:: EXERCISE GOAL ::
From the entries below, gather every line containing the string "PRESUPUESTO".

Data listing
┄┄┄┄┄┄

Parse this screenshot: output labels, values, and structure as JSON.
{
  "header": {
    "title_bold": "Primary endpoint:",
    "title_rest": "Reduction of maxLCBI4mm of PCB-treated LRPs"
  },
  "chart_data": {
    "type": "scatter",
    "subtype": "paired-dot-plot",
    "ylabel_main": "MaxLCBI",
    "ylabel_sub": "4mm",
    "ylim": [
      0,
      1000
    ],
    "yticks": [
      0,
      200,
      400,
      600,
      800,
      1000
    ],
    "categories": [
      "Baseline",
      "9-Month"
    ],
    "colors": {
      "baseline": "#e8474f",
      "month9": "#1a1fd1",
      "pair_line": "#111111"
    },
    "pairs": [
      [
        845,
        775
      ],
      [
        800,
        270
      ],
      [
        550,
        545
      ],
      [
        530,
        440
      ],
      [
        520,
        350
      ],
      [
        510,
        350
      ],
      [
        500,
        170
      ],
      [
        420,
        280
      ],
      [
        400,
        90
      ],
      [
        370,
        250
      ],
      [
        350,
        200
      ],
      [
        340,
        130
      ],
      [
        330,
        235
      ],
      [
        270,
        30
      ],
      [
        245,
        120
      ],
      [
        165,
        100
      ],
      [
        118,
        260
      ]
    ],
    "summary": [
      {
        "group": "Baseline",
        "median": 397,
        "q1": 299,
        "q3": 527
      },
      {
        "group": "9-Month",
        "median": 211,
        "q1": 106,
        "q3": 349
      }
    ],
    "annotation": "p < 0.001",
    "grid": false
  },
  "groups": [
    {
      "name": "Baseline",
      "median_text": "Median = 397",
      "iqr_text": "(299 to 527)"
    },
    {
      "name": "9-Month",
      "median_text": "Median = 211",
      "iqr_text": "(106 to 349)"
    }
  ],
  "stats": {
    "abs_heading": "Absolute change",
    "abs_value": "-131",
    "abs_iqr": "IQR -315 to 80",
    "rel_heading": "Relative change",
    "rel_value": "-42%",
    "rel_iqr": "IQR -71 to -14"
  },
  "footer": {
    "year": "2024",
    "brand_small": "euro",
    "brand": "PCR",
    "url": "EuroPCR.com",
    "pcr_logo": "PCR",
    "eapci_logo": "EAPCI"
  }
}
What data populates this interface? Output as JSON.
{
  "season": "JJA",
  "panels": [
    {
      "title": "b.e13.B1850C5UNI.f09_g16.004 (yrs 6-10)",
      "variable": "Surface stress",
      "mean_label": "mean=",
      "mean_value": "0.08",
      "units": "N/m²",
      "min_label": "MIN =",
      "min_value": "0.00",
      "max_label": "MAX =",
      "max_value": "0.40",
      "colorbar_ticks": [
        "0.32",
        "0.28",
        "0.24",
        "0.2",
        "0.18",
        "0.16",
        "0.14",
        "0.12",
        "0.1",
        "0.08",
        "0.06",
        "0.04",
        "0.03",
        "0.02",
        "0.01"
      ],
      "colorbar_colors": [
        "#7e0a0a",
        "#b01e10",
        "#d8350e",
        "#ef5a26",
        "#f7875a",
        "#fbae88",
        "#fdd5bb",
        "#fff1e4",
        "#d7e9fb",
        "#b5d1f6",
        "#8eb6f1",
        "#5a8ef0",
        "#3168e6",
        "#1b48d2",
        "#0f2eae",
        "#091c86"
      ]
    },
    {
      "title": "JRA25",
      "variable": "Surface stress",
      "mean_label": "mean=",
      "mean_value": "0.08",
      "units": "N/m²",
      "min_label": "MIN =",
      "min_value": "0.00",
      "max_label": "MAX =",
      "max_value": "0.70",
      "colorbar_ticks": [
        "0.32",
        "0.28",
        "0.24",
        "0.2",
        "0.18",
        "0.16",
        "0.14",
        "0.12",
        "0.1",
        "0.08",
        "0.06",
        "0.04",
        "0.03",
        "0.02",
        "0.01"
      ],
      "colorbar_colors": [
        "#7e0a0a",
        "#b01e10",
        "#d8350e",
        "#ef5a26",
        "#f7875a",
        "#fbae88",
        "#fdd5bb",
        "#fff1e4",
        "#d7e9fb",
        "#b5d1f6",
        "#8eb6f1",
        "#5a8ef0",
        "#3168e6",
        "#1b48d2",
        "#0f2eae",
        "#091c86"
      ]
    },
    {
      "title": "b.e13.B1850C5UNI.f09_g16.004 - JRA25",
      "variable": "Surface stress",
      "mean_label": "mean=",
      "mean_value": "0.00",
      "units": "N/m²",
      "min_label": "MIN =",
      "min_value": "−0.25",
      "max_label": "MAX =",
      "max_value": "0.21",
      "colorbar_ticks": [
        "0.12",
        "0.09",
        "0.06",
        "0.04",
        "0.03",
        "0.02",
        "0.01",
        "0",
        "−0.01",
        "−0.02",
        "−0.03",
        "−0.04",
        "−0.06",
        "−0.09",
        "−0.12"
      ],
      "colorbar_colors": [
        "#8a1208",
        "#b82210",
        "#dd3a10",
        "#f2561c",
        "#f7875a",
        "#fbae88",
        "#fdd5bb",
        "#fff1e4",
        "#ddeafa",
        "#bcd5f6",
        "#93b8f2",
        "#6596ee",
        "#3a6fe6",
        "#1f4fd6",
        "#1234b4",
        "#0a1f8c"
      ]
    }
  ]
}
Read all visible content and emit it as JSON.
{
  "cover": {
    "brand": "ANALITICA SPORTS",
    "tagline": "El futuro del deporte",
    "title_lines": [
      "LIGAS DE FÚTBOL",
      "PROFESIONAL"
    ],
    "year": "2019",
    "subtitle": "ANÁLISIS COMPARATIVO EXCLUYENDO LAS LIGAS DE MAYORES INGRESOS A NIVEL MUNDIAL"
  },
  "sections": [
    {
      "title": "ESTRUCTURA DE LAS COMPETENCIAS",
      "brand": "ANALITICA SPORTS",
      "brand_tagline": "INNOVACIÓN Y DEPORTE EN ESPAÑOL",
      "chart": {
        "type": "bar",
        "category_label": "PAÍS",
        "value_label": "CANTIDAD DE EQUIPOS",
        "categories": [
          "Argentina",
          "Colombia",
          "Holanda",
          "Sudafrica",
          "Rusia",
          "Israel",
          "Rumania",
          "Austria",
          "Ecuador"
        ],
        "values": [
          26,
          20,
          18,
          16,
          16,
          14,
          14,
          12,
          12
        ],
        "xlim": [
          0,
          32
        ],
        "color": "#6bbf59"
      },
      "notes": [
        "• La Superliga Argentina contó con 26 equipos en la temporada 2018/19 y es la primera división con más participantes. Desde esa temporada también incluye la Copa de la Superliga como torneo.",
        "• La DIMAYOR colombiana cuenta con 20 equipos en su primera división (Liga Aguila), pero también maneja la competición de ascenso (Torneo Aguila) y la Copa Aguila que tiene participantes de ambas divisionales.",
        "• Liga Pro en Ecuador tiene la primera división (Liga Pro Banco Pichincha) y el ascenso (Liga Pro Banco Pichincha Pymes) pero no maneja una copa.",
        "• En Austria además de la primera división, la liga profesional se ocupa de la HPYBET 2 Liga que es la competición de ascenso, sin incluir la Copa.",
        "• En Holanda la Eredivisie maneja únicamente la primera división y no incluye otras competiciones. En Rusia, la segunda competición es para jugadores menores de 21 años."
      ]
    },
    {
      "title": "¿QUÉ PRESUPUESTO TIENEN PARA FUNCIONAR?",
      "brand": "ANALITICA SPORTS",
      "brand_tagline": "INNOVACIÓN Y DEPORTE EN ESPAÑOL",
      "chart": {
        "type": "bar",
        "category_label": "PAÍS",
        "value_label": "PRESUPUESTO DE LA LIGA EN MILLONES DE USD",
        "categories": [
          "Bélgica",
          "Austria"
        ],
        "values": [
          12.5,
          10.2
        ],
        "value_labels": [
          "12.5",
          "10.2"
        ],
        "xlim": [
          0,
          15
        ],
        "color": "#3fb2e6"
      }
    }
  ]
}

┄┄┄┄┄┄

:: ANSWER TO THIS PROBLEM ::
      "title": "¿QUÉ PRESUPUESTO TIENEN PARA FUNCIONAR?",
        "value_label": "PRESUPUESTO DE LA LIGA EN MILLONES DE USD",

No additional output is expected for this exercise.